Extracted records
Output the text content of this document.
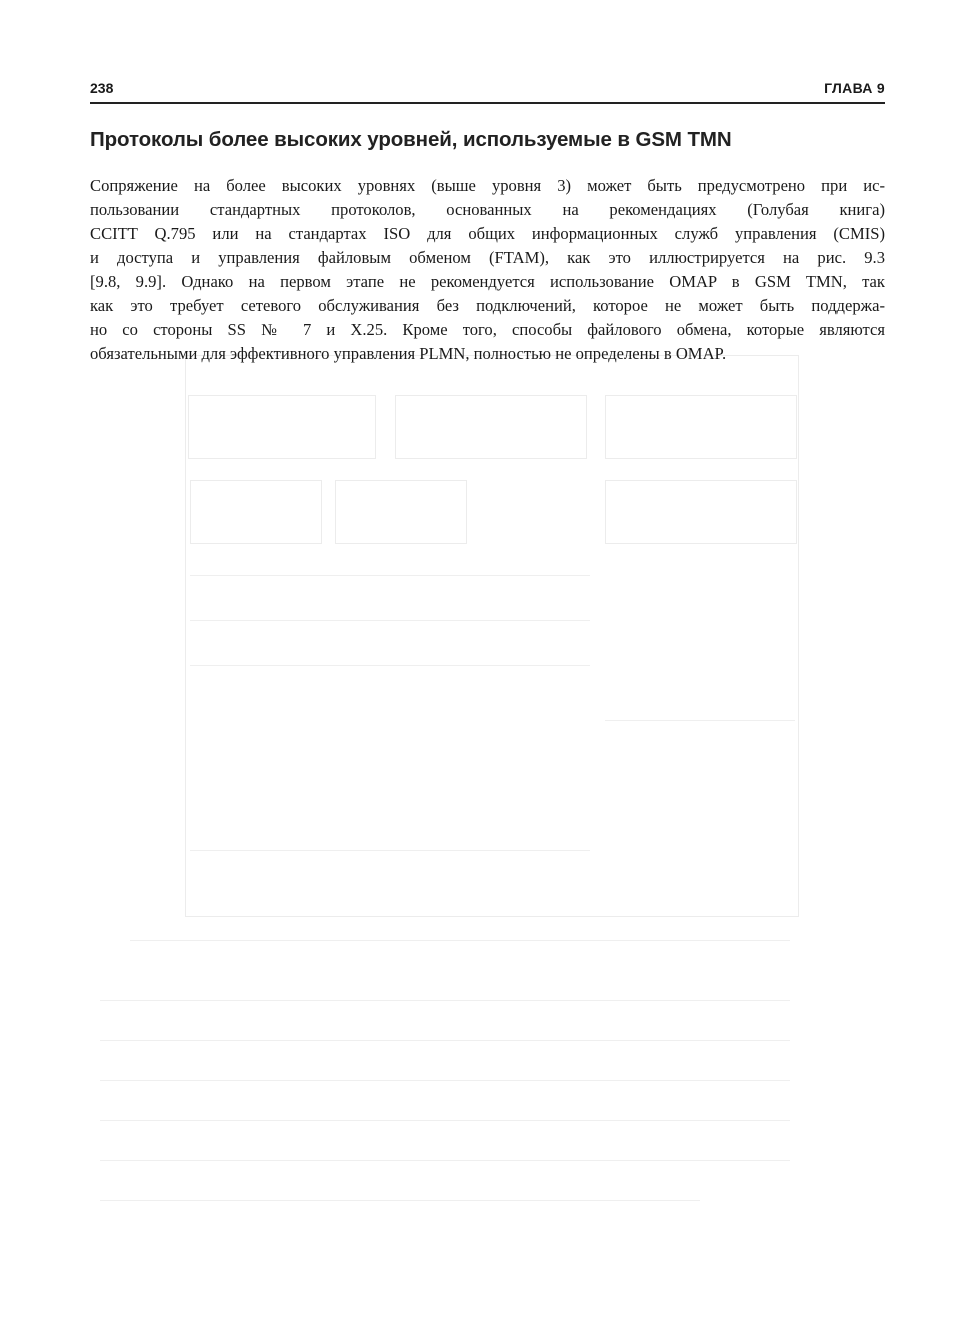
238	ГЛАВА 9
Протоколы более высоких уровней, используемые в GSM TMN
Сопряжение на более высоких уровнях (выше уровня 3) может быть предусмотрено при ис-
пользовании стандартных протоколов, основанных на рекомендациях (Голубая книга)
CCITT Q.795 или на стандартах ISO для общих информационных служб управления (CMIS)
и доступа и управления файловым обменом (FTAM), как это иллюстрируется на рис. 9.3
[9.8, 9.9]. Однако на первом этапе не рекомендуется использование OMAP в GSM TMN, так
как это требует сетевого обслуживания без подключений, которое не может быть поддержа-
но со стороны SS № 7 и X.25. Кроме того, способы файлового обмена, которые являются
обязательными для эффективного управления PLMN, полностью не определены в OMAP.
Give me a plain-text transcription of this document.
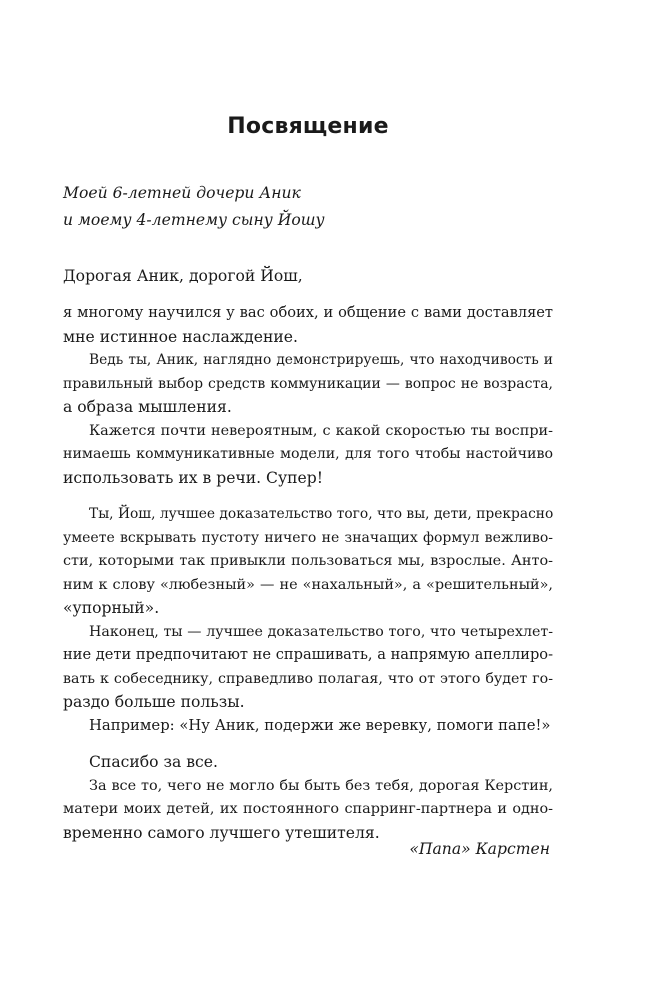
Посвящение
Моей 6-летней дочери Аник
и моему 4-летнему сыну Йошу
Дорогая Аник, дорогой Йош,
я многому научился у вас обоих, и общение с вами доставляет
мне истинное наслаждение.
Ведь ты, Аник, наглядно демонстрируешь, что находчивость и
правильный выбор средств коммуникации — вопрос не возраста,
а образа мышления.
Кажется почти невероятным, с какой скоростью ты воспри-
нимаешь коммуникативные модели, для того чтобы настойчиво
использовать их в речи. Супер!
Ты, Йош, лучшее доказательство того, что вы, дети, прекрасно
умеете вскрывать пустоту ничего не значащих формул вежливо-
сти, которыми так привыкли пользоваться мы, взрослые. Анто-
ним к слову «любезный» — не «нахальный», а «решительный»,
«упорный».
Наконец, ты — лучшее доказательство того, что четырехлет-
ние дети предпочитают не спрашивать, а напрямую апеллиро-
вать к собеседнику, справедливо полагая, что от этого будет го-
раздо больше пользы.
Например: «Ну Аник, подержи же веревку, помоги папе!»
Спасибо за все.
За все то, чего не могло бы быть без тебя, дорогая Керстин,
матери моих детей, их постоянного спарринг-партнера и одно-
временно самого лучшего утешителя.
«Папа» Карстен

**SET TASK:**
Filter the listing for the word "более" and copy every line that holds it.

**TASK RESPONSE:**
Протоколы более высоких уровней, используемые в GSM TMN
Сопряжение на более высоких уровнях (выше уровня 3) может быть предусмотрено при ис-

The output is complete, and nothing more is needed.